### STATED EXERCISE
Take each line that has the word "PELAJARAN" and return it.

|---|

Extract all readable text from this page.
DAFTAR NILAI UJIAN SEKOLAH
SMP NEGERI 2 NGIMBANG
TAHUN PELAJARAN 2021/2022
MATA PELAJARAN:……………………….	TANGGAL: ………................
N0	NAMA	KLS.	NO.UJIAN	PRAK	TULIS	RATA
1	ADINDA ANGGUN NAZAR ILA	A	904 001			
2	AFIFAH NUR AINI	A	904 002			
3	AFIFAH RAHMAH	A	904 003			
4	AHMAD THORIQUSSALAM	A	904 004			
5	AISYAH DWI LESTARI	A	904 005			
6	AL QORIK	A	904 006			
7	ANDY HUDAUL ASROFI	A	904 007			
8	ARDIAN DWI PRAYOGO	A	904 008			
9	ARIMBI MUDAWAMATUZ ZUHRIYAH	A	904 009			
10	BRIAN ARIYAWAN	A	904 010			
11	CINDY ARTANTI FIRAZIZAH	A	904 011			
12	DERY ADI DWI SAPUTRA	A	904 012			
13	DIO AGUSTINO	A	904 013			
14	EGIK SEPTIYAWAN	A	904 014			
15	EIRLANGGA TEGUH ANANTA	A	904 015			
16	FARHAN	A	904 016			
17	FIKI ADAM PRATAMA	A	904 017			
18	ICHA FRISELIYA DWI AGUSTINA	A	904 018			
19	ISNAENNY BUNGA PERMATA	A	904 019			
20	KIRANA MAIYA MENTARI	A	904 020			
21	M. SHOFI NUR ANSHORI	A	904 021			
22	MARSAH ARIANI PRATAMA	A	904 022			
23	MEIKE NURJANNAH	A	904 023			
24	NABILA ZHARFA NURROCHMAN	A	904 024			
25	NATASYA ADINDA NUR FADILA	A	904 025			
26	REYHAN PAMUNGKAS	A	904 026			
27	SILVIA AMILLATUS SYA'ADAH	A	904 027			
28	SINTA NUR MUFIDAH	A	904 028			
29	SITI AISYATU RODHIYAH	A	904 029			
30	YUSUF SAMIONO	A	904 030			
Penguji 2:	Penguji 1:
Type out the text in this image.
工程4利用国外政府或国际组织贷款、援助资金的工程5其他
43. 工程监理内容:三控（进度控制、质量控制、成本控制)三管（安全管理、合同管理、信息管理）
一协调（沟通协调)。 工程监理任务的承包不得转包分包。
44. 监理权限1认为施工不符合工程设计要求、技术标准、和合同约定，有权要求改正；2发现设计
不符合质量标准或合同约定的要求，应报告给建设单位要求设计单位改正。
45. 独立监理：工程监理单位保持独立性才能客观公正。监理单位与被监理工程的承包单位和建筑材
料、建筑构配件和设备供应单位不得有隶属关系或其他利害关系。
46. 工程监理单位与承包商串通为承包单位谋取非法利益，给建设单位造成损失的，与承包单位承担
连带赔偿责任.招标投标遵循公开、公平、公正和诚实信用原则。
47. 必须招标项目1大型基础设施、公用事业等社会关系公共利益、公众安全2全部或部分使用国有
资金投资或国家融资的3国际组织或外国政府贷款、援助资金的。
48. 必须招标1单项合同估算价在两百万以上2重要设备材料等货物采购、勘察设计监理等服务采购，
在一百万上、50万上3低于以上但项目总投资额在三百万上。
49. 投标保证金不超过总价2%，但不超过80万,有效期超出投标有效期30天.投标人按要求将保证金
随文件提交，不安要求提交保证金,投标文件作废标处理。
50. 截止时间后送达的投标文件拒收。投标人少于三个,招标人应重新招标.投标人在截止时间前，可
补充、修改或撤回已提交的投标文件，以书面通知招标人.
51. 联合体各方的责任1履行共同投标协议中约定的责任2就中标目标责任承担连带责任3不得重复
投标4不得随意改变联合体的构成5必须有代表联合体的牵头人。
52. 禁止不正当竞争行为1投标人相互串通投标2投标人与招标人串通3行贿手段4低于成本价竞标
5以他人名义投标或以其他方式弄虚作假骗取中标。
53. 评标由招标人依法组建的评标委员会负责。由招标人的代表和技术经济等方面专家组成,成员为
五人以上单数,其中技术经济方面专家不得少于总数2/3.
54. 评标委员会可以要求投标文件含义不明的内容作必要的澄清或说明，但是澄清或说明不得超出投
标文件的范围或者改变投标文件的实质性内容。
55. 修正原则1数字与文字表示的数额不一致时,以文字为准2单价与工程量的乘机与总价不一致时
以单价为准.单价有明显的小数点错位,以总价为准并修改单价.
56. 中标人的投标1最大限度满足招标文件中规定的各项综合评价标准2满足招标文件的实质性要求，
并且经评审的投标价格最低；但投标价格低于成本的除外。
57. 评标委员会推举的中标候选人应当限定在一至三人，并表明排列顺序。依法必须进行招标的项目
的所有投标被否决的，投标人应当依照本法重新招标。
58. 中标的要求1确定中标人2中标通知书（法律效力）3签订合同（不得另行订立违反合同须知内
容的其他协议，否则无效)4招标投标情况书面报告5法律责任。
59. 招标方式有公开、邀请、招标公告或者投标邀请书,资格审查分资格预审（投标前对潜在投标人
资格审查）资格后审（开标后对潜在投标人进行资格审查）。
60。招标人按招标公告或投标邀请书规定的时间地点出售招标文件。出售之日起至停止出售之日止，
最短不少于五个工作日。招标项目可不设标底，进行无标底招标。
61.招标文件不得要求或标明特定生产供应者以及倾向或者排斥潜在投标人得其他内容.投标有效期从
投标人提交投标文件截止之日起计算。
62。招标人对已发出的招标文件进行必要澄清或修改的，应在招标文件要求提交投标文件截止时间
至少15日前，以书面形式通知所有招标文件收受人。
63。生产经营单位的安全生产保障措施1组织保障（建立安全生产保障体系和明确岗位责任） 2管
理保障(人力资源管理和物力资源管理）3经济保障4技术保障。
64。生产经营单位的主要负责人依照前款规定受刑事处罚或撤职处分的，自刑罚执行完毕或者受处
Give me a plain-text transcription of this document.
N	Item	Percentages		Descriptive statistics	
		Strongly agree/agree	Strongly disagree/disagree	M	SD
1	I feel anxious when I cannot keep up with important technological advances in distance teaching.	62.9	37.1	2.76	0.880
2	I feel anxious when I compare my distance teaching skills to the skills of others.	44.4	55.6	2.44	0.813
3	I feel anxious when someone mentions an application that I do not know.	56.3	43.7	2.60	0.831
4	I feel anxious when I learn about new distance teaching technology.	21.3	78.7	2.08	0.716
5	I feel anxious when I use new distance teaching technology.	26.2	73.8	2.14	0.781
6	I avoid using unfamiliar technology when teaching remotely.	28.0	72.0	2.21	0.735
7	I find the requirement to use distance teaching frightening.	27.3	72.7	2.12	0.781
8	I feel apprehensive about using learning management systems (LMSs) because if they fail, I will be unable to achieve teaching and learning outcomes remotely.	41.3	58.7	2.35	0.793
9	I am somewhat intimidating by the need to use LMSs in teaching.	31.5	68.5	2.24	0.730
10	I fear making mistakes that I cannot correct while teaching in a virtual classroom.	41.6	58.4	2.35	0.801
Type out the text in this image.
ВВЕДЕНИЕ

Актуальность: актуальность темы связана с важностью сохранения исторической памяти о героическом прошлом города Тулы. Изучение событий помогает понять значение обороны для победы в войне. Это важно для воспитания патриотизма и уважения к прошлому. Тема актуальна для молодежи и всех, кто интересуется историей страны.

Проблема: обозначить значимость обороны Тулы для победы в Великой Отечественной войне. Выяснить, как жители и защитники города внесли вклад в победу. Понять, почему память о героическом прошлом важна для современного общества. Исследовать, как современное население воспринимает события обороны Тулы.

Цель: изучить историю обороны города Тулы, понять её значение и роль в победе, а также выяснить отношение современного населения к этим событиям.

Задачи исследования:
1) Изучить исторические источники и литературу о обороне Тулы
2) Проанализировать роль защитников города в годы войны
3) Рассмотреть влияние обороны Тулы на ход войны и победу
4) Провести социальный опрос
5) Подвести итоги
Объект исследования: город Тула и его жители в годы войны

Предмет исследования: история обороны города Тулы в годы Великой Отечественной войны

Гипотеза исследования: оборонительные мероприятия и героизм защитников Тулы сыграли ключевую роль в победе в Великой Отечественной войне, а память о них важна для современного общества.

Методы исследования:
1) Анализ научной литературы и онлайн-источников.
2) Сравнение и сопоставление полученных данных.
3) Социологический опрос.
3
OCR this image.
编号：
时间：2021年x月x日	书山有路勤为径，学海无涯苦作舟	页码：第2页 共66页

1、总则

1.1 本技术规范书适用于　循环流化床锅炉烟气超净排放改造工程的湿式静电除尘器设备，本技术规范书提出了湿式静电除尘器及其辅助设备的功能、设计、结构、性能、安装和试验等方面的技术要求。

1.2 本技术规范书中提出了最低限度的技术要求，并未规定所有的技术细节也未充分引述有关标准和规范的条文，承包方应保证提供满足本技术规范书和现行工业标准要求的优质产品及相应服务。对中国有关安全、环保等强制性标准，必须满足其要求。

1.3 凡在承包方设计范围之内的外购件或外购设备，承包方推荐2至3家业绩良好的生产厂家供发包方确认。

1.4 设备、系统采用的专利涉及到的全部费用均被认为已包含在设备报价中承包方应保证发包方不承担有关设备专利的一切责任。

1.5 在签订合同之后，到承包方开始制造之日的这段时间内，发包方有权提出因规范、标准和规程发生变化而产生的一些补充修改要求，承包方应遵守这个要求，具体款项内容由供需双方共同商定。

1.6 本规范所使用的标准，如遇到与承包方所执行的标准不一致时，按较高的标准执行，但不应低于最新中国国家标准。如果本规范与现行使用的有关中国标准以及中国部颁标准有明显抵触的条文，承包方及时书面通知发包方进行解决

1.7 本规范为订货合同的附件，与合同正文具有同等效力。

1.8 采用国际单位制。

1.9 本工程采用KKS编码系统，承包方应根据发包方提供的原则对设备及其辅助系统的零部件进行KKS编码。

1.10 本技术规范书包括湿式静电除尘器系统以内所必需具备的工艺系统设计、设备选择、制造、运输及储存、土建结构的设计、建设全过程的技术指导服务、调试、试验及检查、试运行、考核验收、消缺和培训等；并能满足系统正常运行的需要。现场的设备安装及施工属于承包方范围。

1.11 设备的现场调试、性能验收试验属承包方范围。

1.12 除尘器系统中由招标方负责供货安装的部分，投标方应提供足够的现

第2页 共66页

|---|

### EXERCISE OUTPUT
TAHUN PELAJARAN 2021/2022
MATA PELAJARAN:……………………….	TANGGAL: ………................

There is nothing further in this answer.